→ **Problem details**
List all lines of the data that include the string "назад".

→ **Supplied data**
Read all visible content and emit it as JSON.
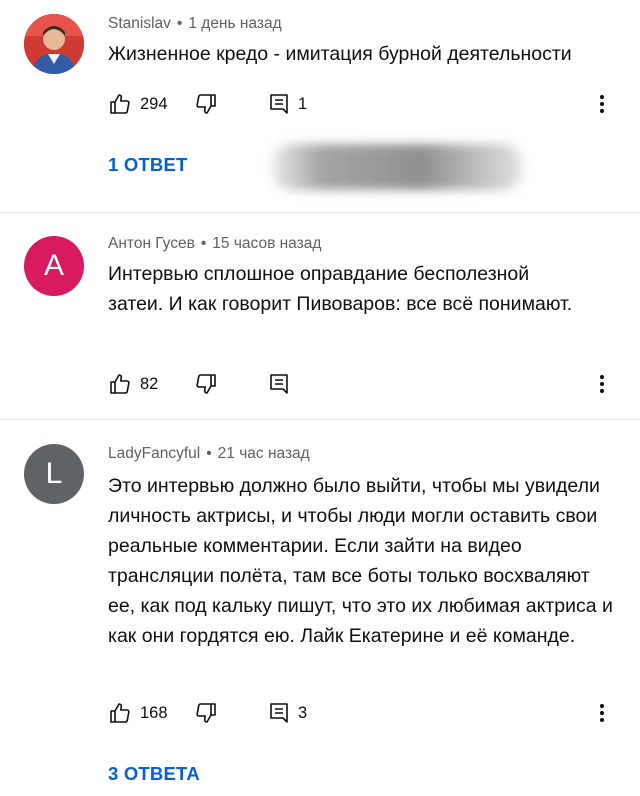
{
  "comments": [
    {
      "author": "Stanislav",
      "time": "1 день назад",
      "text": "Жизненное кредо - имитация бурной деятельности",
      "likes": "294",
      "replies_count": "1",
      "replies_link": "1 ОТВЕТ",
      "avatar_kind": "photo"
    },
    {
      "author": "Антон Гусев",
      "time": "15 часов назад",
      "text": "Интервью сплошное оправдание бесполезной затеи. И как говорит Пивоваров: все всё понимают.",
      "likes": "82",
      "avatar_letter": "A",
      "avatar_color": "#d81b60"
    },
    {
      "author": "LadyFancyful",
      "time": "21 час назад",
      "text": "Это интервью должно было выйти, чтобы мы увидели личность актрисы, и чтобы люди могли оставить свои реальные комментарии. Если зайти на видео трансляции полёта, там все боты только восхваляют ее, как под кальку пишут, что это их любимая актриса и как они гордятся ею. Лайк Екатерине и её команде.",
      "likes": "168",
      "replies_count": "3",
      "replies_link": "3 ОТВЕТА",
      "avatar_letter": "L",
      "avatar_color": "#5f6368"
    }
  ],
  "separator": "•",
  "icons": [
    "thumb-up-icon",
    "thumb-down-icon",
    "reply-icon",
    "more-vert-icon"
  ],
  "colors": {
    "link_blue": "#065fd4",
    "meta_gray": "#606060"
  }
}
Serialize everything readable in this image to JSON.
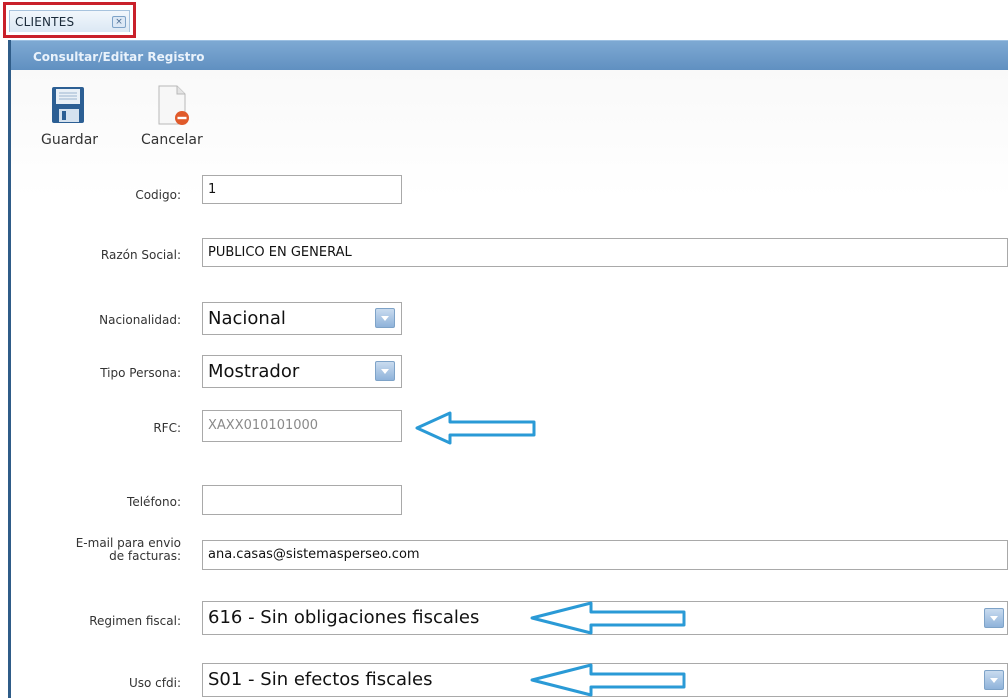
{
  "tab": {
    "label": "CLIENTES",
    "close_icon": "close-icon"
  },
  "window": {
    "title": "Consultar/Editar Registro"
  },
  "toolbar": {
    "save_label": "Guardar",
    "cancel_label": "Cancelar"
  },
  "form": {
    "codigo": {
      "label": "Codigo:",
      "value": "1"
    },
    "razon_social": {
      "label": "Razón Social:",
      "value": "PUBLICO EN GENERAL"
    },
    "nacionalidad": {
      "label": "Nacionalidad:",
      "value": "Nacional"
    },
    "tipo_persona": {
      "label": "Tipo Persona:",
      "value": "Mostrador"
    },
    "rfc": {
      "label": "RFC:",
      "value": "XAXX010101000"
    },
    "telefono": {
      "label": "Teléfono:",
      "value": ""
    },
    "email": {
      "label_line1": "E-mail para envio",
      "label_line2": "de facturas:",
      "value": "ana.casas@sistemasperseo.com"
    },
    "regimen_fiscal": {
      "label": "Regimen fiscal:",
      "value": "616 - Sin obligaciones fiscales"
    },
    "uso_cfdi": {
      "label": "Uso cfdi:",
      "value": "S01 - Sin efectos fiscales"
    }
  },
  "colors": {
    "accent": "#5f8fc0",
    "tab_border": "#c9202a",
    "annotation_arrow": "#2a9ad6"
  }
}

→ **The result**
      "time": "1 день назад",
      "time": "15 часов назад",
      "time": "21 час назад",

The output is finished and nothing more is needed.